- **Request**
From the records below, copy every line that contains the word "jazz".

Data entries

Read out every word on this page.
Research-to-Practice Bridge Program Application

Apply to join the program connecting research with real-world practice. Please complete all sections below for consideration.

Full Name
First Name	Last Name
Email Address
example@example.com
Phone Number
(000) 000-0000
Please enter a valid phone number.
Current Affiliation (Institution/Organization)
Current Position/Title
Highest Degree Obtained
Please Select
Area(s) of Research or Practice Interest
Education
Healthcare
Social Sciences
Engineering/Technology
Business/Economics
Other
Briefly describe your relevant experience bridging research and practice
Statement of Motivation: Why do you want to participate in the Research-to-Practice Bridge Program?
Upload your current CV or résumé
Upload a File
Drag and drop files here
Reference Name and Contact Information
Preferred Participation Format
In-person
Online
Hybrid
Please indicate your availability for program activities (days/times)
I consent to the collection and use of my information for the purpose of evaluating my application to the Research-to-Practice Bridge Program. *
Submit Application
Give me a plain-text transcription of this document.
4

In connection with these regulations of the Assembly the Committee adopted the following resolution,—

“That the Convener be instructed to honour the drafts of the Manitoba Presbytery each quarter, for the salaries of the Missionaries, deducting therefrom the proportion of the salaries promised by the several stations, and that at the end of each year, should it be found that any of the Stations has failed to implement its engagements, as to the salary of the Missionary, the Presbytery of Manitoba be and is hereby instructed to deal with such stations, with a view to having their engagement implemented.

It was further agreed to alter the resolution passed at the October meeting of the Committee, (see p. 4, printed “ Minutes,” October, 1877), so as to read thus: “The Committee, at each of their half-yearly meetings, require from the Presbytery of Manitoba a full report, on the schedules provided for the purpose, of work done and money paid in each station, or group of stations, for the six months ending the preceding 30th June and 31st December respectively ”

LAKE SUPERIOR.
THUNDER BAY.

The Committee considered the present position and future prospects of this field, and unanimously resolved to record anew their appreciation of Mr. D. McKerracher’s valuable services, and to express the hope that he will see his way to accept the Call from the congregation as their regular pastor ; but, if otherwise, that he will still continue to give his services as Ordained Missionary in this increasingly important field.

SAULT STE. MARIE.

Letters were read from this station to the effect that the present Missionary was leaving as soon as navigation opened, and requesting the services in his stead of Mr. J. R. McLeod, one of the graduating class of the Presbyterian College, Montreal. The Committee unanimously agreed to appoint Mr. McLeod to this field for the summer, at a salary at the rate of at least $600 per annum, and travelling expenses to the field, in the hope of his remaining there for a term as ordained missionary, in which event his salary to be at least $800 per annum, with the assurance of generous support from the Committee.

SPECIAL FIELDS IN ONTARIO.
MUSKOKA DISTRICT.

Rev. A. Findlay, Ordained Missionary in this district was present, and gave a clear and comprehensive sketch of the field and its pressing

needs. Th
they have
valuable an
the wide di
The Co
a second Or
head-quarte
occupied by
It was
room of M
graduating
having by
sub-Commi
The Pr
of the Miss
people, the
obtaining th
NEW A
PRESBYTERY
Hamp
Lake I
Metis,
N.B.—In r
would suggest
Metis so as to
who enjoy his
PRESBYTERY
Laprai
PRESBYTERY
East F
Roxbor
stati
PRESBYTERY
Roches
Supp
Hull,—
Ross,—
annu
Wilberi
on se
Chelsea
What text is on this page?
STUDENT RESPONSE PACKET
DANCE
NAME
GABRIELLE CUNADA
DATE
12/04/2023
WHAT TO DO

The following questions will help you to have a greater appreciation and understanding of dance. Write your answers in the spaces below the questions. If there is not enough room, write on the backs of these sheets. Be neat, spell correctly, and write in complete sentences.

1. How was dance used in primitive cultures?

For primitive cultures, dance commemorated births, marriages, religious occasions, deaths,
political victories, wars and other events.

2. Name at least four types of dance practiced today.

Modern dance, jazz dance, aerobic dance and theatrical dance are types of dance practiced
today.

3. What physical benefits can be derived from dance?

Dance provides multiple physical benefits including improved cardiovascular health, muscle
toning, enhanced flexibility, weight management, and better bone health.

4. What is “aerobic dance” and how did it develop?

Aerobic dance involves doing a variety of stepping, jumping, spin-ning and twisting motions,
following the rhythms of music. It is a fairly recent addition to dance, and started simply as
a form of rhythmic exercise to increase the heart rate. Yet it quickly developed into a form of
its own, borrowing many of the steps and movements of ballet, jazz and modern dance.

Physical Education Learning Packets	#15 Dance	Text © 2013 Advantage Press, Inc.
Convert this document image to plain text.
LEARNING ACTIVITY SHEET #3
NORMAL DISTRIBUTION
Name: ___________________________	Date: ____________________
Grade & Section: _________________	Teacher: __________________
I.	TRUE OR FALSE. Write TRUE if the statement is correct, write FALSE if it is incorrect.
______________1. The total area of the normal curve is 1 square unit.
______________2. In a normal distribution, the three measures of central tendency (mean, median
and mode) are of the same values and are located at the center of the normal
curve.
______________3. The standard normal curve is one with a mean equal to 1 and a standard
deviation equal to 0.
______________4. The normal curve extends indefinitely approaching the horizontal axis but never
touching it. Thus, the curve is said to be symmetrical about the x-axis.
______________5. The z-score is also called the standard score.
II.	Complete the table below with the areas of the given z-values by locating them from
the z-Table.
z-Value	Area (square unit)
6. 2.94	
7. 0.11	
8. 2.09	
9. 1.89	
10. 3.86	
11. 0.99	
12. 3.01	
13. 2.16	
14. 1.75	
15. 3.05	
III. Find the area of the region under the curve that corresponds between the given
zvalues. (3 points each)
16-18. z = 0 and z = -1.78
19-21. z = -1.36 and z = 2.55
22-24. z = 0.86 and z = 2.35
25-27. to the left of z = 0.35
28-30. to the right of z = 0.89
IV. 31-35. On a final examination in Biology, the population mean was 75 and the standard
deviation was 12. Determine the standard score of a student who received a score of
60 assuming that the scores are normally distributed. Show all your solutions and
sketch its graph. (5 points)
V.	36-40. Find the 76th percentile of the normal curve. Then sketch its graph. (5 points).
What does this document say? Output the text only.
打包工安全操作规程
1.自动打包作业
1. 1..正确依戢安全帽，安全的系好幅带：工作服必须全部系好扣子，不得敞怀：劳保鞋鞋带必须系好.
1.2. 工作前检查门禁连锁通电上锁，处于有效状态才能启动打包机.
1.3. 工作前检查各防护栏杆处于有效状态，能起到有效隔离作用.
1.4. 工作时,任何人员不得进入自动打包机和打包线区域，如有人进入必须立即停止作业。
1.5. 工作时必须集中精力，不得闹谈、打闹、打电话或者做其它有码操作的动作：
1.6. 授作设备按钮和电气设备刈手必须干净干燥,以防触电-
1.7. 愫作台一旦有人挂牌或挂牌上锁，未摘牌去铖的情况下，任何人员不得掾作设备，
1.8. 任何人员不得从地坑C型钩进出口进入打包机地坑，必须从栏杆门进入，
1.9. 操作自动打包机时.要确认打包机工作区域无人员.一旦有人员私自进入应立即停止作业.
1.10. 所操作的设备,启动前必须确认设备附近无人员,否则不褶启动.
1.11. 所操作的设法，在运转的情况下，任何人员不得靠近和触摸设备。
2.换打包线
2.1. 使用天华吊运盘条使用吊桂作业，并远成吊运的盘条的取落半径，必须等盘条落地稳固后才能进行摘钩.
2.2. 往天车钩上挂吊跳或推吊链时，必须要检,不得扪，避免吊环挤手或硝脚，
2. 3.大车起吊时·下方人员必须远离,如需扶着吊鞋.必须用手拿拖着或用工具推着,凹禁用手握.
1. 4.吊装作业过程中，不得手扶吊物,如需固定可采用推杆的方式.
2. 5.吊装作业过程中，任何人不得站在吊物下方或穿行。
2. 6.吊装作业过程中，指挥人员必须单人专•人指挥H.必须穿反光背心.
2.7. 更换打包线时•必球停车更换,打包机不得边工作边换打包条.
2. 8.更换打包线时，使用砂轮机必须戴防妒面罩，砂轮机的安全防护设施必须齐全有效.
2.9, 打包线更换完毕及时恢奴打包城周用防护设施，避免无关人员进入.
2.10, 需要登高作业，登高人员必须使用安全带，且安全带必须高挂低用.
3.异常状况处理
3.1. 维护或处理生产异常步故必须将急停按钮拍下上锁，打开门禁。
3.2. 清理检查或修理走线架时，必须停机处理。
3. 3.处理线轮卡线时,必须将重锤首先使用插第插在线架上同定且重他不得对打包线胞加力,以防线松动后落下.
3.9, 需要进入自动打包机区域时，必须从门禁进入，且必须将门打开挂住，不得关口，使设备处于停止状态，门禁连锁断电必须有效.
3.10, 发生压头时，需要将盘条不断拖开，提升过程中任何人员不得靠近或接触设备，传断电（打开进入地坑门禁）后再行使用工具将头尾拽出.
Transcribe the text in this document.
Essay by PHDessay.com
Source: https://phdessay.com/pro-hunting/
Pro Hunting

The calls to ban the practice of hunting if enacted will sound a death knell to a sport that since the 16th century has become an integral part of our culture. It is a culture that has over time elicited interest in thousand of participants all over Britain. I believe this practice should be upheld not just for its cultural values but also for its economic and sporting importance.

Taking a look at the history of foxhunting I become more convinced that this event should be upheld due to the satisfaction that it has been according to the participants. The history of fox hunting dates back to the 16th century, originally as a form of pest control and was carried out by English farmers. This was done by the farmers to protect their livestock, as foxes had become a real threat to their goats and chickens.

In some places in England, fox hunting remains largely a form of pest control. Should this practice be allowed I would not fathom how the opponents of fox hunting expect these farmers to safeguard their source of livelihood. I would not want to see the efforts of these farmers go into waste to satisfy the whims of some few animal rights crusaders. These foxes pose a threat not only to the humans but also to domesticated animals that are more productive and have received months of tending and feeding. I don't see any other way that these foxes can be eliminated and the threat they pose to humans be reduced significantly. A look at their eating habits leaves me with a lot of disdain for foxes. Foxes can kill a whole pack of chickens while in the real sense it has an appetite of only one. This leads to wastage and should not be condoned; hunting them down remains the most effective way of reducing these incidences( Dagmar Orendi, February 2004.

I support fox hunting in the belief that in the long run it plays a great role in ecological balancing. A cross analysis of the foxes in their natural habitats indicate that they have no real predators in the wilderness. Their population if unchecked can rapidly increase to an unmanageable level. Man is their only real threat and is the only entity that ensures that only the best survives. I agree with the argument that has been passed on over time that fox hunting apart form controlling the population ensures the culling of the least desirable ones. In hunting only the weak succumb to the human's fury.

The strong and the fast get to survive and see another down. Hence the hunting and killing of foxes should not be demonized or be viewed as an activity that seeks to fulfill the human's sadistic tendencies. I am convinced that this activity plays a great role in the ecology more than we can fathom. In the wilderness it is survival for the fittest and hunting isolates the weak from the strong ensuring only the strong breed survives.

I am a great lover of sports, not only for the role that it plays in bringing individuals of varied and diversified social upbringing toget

- **Finished answer**
Modern dance, jazz dance, aerobic dance and theatrical dance are types of dance practiced
its own, borrowing many of the steps and movements of ballet, jazz and modern dance.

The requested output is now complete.